# GIVEN PROBLEM:
Write out all of the entries that follow, word for word, but skip the pictures.

# EXCERPTED DATA:
-------------------------

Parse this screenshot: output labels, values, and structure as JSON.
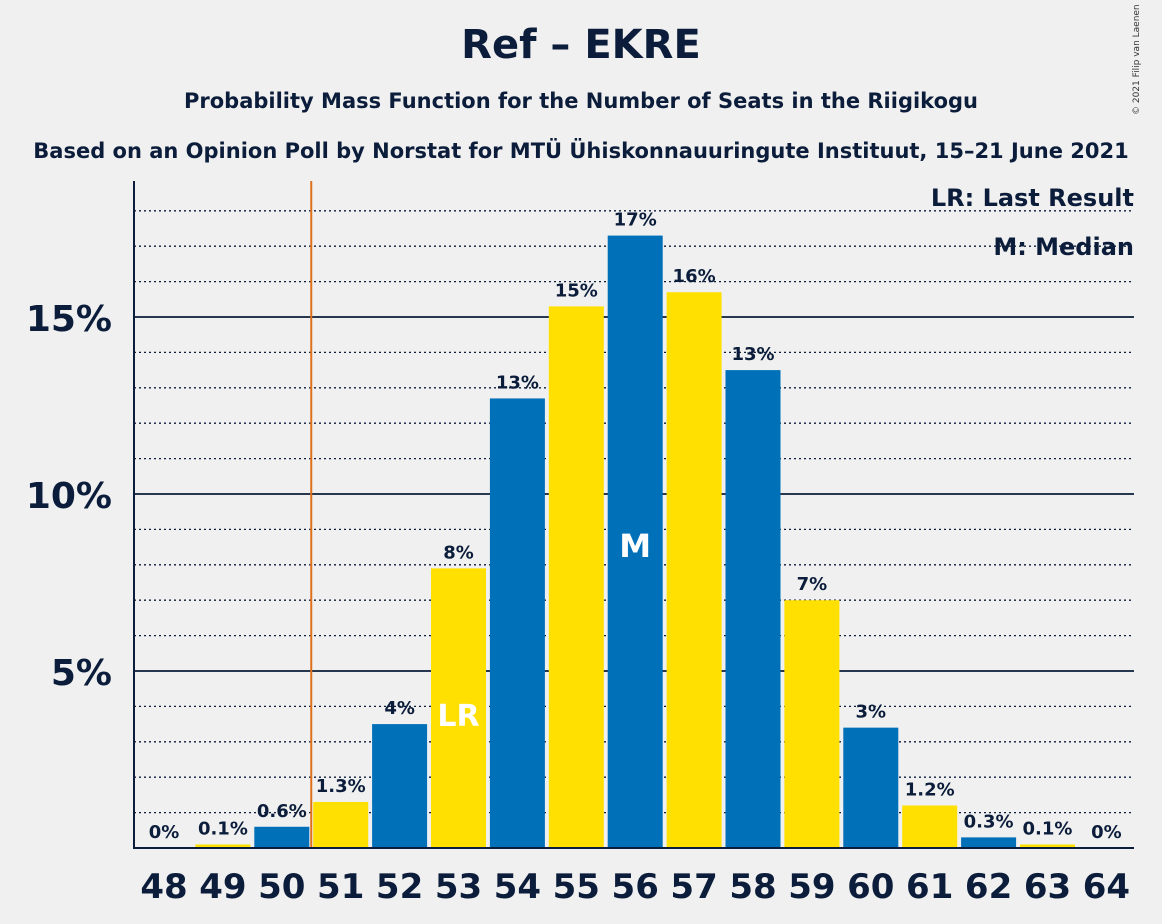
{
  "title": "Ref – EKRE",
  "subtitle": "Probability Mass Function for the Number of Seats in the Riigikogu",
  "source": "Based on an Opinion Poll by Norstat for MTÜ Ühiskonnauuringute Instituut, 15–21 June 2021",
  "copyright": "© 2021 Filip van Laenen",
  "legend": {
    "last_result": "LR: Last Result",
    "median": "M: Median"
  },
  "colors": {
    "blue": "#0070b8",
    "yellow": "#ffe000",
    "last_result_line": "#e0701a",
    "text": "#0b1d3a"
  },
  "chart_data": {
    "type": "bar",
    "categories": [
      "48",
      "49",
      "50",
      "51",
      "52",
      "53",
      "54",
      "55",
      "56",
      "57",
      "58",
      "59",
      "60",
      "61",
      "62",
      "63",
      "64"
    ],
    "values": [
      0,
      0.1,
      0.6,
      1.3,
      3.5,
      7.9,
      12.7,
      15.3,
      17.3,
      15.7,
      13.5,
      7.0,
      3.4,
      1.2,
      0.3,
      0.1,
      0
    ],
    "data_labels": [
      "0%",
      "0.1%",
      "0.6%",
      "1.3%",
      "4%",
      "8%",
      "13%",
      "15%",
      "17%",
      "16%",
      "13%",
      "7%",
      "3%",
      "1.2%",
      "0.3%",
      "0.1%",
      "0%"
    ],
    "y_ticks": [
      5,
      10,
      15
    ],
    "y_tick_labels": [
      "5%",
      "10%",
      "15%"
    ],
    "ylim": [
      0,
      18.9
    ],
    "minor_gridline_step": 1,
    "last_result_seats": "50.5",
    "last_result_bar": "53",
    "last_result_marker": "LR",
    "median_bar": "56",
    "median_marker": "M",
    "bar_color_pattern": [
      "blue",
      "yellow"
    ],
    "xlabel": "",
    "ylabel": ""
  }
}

-------------------------

# REPLY:
Parse this screenshot: output labels, values, and structure as JSON.
{
  "title": "Ref – EKRE",
  "subtitle": "Probability Mass Function for the Number of Seats in the Riigikogu",
  "source": "Based on an Opinion Poll by Norstat for MTÜ Ühiskonnauuringute Instituut, 15–21 June 2021",
  "copyright": "© 2021 Filip van Laenen",
  "legend": {
    "last_result": "LR: Last Result",
    "median": "M: Median"
  },
  "colors": {
    "blue": "#0070b8",
    "yellow": "#ffe000",
    "last_result_line": "#e0701a",
    "text": "#0b1d3a"
  },
  "chart_data": {
    "type": "bar",
    "categories": [
      "48",
      "49",
      "50",
      "51",
      "52",
      "53",
      "54",
      "55",
      "56",
      "57",
      "58",
      "59",
      "60",
      "61",
      "62",
      "63",
      "64"
    ],
    "values": [
      0,
      0.1,
      0.6,
      1.3,
      3.5,
      7.9,
      12.7,
      15.3,
      17.3,
      15.7,
      13.5,
      7.0,
      3.4,
      1.2,
      0.3,
      0.1,
      0
    ],
    "data_labels": [
      "0%",
      "0.1%",
      "0.6%",
      "1.3%",
      "4%",
      "8%",
      "13%",
      "15%",
      "17%",
      "16%",
      "13%",
      "7%",
      "3%",
      "1.2%",
      "0.3%",
      "0.1%",
      "0%"
    ],
    "y_ticks": [
      5,
      10,
      15
    ],
    "y_tick_labels": [
      "5%",
      "10%",
      "15%"
    ],
    "ylim": [
      0,
      18.9
    ],
    "minor_gridline_step": 1,
    "last_result_seats": "50.5",
    "last_result_bar": "53",
    "last_result_marker": "LR",
    "median_bar": "56",
    "median_marker": "M",
    "bar_color_pattern": [
      "blue",
      "yellow"
    ],
    "xlabel": "",
    "ylabel": ""
  }
}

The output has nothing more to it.